— Stated exercise —
For this exercise, repeat all of the material verbatim apart from its images.
━━━━━━━━━━━━━━━━━━━━━━━━━━━━━━
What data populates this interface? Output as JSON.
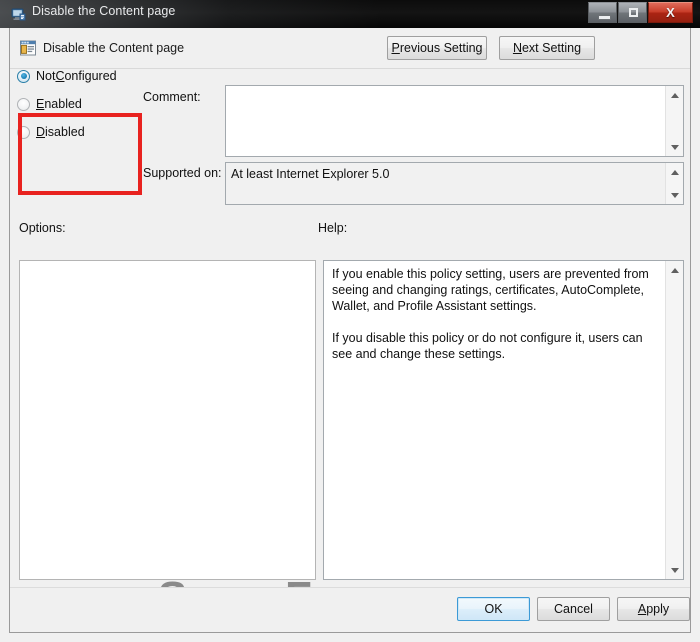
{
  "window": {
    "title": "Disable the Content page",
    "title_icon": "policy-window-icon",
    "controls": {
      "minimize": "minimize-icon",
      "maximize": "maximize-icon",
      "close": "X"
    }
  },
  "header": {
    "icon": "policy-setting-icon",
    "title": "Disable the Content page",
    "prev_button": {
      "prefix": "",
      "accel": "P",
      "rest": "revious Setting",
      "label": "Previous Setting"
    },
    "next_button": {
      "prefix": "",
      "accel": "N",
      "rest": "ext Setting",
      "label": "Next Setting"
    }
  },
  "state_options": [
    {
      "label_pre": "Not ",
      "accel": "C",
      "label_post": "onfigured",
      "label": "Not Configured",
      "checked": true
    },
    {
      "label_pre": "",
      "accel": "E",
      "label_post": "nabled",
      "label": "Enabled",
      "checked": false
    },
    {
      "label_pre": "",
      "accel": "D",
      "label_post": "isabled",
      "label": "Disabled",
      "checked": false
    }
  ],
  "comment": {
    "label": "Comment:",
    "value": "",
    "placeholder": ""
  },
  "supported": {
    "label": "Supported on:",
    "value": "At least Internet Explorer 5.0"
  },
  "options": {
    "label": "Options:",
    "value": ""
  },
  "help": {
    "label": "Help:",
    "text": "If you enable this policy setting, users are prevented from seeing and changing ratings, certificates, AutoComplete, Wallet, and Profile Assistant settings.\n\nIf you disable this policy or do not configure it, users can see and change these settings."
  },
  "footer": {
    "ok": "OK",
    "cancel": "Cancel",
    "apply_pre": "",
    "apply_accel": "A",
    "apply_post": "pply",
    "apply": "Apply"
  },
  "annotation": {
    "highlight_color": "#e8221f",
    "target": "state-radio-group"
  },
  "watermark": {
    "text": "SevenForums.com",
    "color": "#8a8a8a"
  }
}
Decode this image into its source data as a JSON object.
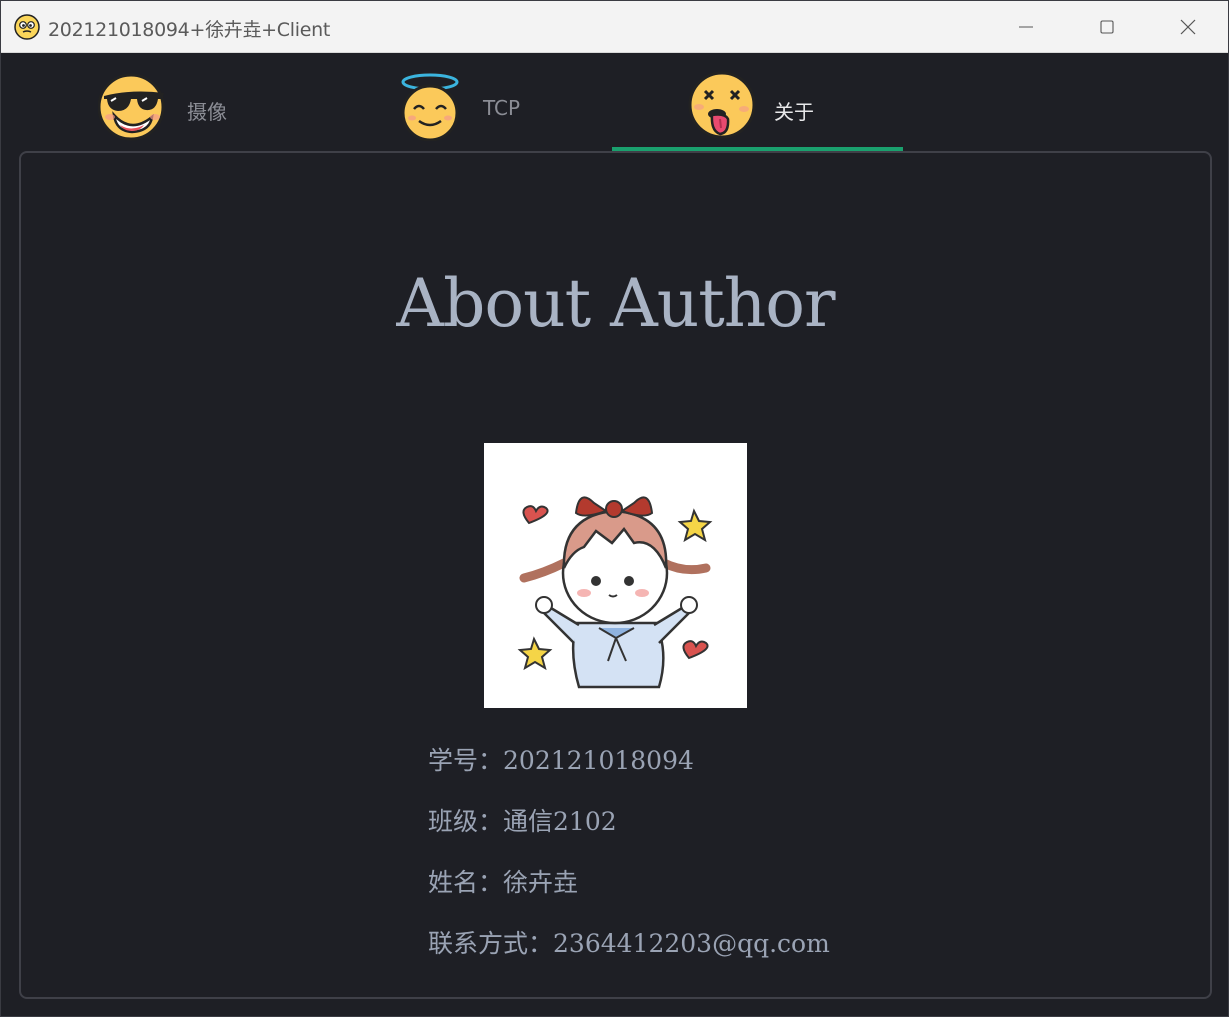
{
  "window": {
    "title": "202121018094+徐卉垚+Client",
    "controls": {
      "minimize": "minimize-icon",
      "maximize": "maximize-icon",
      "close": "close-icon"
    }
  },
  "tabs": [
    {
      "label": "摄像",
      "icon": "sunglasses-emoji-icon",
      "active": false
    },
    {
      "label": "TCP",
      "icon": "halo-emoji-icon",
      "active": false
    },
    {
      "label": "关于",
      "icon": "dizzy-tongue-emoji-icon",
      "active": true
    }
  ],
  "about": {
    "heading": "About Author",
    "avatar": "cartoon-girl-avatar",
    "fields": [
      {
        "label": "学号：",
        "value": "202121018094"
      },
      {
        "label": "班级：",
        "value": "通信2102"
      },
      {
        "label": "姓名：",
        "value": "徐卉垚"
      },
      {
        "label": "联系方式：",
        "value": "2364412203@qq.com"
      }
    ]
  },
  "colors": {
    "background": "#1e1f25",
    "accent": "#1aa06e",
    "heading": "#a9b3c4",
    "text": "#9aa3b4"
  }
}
━━━━━━━━━━━━━━━━━━━━━━━━━━━━━━
— Complete answer —
What data populates this interface? Output as JSON.
{
  "window": {
    "title": "Disable the Content page",
    "title_icon": "policy-window-icon",
    "controls": {
      "minimize": "minimize-icon",
      "maximize": "maximize-icon",
      "close": "X"
    }
  },
  "header": {
    "icon": "policy-setting-icon",
    "title": "Disable the Content page",
    "prev_button": {
      "prefix": "",
      "accel": "P",
      "rest": "revious Setting",
      "label": "Previous Setting"
    },
    "next_button": {
      "prefix": "",
      "accel": "N",
      "rest": "ext Setting",
      "label": "Next Setting"
    }
  },
  "state_options": [
    {
      "label_pre": "Not ",
      "accel": "C",
      "label_post": "onfigured",
      "label": "Not Configured",
      "checked": true
    },
    {
      "label_pre": "",
      "accel": "E",
      "label_post": "nabled",
      "label": "Enabled",
      "checked": false
    },
    {
      "label_pre": "",
      "accel": "D",
      "label_post": "isabled",
      "label": "Disabled",
      "checked": false
    }
  ],
  "comment": {
    "label": "Comment:",
    "value": "",
    "placeholder": ""
  },
  "supported": {
    "label": "Supported on:",
    "value": "At least Internet Explorer 5.0"
  },
  "options": {
    "label": "Options:",
    "value": ""
  },
  "help": {
    "label": "Help:",
    "text": "If you enable this policy setting, users are prevented from seeing and changing ratings, certificates, AutoComplete, Wallet, and Profile Assistant settings.\n\nIf you disable this policy or do not configure it, users can see and change these settings."
  },
  "footer": {
    "ok": "OK",
    "cancel": "Cancel",
    "apply_pre": "",
    "apply_accel": "A",
    "apply_post": "pply",
    "apply": "Apply"
  },
  "annotation": {
    "highlight_color": "#e8221f",
    "target": "state-radio-group"
  },
  "watermark": {
    "text": "SevenForums.com",
    "color": "#8a8a8a"
  }
}
Decode this image into its source data as a JSON object.
{
  "window": {
    "title": "202121018094+徐卉垚+Client",
    "controls": {
      "minimize": "minimize-icon",
      "maximize": "maximize-icon",
      "close": "close-icon"
    }
  },
  "tabs": [
    {
      "label": "摄像",
      "icon": "sunglasses-emoji-icon",
      "active": false
    },
    {
      "label": "TCP",
      "icon": "halo-emoji-icon",
      "active": false
    },
    {
      "label": "关于",
      "icon": "dizzy-tongue-emoji-icon",
      "active": true
    }
  ],
  "about": {
    "heading": "About Author",
    "avatar": "cartoon-girl-avatar",
    "fields": [
      {
        "label": "学号：",
        "value": "202121018094"
      },
      {
        "label": "班级：",
        "value": "通信2102"
      },
      {
        "label": "姓名：",
        "value": "徐卉垚"
      },
      {
        "label": "联系方式：",
        "value": "2364412203@qq.com"
      }
    ]
  },
  "colors": {
    "background": "#1e1f25",
    "accent": "#1aa06e",
    "heading": "#a9b3c4",
    "text": "#9aa3b4"
  }
}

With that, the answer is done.